◆ **Exercise instructions**
Put the material starting with the line with "box as [x0,y0,x1,y1]." and going on through the line with "activity-bar-getDOrders [284,453,464,479]" into a two-column CSV named input and output, one row for each thing to be answered with its answer beside it, each in one quoted field with line breaks turned into spaces. Leave the pictures out.

◆ **Material supplied**
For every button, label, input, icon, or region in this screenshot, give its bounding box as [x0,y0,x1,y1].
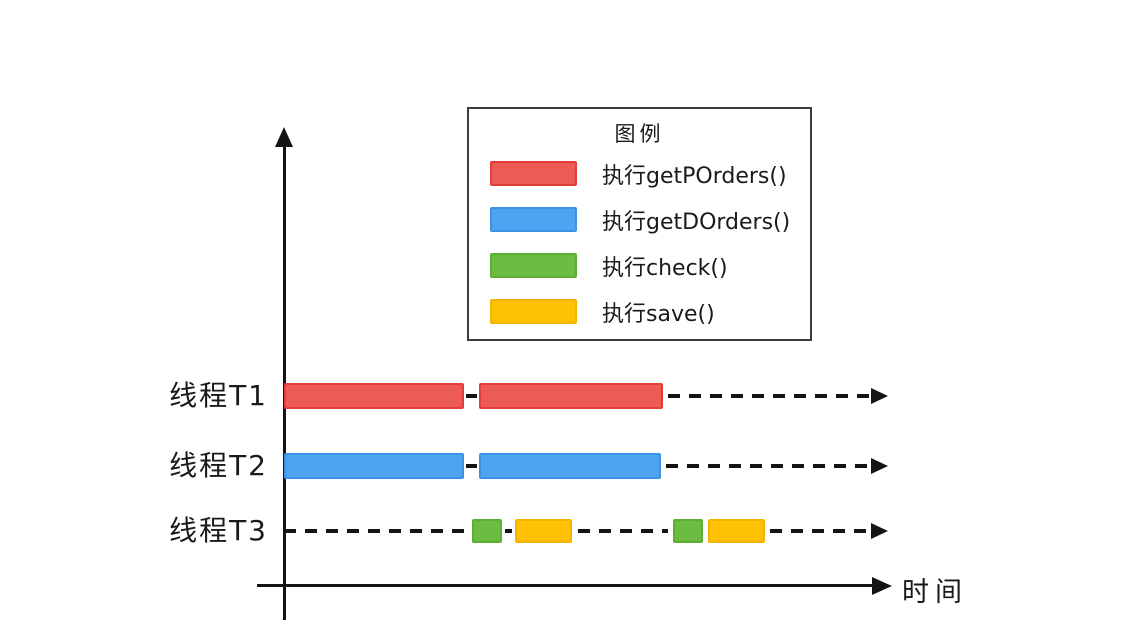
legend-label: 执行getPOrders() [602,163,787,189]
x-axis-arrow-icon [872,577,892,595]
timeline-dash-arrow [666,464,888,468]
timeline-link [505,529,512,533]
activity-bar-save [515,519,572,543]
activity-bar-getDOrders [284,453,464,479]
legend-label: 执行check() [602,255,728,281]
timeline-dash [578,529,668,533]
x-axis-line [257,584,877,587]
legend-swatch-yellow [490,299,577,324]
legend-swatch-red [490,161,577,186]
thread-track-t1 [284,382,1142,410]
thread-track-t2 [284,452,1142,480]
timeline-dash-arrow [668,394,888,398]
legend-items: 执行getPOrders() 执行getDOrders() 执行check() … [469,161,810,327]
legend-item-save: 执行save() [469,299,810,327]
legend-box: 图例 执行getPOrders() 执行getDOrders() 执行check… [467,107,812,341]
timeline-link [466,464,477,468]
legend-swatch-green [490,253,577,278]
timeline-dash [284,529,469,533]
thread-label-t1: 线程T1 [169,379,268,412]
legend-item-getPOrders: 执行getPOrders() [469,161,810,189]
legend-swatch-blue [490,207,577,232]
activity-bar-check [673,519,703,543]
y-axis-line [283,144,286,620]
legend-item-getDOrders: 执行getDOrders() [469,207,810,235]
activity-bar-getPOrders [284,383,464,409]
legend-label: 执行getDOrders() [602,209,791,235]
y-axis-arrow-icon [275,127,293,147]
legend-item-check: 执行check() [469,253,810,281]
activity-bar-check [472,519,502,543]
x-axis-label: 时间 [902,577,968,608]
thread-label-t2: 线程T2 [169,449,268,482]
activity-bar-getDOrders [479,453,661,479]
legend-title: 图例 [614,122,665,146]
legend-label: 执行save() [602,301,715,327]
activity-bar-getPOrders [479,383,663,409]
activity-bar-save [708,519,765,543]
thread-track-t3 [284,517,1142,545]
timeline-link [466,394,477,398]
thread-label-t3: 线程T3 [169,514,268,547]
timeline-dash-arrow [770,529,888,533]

* * *

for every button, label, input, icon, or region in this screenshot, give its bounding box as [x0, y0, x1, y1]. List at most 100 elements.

◆ **Task result**
input,output
"For every button, label, input, icon, or region in this screenshot, give its bounding box as [x0,y0,x1,y1].","legend-label: 执行getPOrders() [602,163,787,189] x-axis-arrow-icon [872,577,892,595] timeline-dash-arrow [666,464,888,468] timeline-link [505,529,512,533] activity-bar-save [515,519,572,543] activity-bar-getDOrders [284,453,464,479]"